* Start MATERIAL SUPPLIED *

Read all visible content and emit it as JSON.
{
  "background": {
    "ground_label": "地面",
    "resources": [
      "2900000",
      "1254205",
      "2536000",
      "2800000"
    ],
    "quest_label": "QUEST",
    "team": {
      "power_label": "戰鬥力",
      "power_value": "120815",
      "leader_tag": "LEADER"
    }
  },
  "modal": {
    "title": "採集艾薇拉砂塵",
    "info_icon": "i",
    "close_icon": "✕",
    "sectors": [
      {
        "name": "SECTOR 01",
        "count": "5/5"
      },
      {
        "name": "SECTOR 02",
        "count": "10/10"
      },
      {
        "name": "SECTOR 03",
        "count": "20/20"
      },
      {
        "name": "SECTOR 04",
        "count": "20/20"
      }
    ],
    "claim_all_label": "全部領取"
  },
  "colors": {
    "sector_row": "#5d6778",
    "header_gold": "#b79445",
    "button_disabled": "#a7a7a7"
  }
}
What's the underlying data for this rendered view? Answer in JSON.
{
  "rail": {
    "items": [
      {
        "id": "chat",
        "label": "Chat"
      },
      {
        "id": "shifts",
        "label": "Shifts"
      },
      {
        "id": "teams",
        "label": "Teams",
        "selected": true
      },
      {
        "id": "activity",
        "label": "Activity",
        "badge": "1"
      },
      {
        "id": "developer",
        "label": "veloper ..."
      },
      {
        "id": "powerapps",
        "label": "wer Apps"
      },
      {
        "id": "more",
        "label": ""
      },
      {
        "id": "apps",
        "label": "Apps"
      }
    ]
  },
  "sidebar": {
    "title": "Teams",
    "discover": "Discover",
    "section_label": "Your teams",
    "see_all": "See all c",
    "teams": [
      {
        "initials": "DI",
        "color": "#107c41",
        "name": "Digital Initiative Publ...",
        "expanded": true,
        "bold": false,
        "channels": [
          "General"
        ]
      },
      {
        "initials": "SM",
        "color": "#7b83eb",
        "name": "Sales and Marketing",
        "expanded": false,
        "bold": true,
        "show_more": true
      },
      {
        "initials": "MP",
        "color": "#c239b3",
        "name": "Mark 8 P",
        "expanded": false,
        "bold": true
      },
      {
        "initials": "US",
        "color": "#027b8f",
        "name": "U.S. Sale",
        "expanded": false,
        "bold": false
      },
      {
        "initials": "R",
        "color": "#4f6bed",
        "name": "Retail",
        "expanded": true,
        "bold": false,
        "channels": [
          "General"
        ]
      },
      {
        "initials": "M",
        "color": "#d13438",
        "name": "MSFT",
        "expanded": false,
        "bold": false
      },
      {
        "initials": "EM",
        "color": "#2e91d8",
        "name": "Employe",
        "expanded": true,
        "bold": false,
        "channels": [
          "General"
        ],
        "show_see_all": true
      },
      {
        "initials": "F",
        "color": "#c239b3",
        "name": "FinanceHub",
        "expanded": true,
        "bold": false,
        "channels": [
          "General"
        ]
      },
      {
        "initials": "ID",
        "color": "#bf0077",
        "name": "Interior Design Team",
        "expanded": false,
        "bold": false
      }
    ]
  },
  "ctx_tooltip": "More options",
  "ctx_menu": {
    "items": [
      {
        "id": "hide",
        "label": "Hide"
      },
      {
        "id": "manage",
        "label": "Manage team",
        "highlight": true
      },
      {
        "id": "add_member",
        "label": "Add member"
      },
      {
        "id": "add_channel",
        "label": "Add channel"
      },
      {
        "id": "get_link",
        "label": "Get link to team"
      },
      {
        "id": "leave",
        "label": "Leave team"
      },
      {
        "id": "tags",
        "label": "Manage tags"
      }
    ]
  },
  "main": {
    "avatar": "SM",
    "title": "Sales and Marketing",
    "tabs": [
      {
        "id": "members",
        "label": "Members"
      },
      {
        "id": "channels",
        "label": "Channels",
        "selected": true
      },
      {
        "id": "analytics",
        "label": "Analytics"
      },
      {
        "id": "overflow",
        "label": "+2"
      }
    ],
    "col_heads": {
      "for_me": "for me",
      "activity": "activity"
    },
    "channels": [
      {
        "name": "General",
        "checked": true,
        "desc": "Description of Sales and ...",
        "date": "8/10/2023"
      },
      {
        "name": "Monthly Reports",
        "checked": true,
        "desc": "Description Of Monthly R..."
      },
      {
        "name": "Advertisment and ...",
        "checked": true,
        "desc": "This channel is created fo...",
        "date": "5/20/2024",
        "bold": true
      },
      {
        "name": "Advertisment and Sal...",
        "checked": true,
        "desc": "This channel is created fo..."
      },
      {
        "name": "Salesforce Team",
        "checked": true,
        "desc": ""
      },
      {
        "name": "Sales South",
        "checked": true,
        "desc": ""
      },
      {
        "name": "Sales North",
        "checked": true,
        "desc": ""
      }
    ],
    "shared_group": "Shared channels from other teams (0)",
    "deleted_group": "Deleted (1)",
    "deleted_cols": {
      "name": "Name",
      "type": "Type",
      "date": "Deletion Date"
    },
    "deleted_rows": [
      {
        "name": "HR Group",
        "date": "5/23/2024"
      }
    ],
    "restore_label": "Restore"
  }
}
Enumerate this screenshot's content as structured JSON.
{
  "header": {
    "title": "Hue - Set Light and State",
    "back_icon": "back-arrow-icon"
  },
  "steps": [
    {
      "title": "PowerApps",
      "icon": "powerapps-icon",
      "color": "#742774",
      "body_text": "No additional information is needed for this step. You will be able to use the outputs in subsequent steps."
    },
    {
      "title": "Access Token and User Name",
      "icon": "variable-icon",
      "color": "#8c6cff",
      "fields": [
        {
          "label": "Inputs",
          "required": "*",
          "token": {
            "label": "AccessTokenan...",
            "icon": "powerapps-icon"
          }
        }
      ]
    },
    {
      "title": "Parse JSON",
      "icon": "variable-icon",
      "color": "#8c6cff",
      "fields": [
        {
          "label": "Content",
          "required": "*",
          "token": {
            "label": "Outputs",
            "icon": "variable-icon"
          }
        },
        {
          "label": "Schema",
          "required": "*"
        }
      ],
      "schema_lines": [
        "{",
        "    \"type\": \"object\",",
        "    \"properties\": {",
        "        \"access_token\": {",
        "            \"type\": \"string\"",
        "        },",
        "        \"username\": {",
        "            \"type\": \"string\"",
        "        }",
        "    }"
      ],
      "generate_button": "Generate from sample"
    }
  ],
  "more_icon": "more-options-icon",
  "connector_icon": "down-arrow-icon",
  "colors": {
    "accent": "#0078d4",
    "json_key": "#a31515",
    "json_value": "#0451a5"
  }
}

* End MATERIAL SUPPLIED *

Examine the entries and report how many of their lines contain the string "count", giving no more than the number.

» WRITTEN RESPONSE
4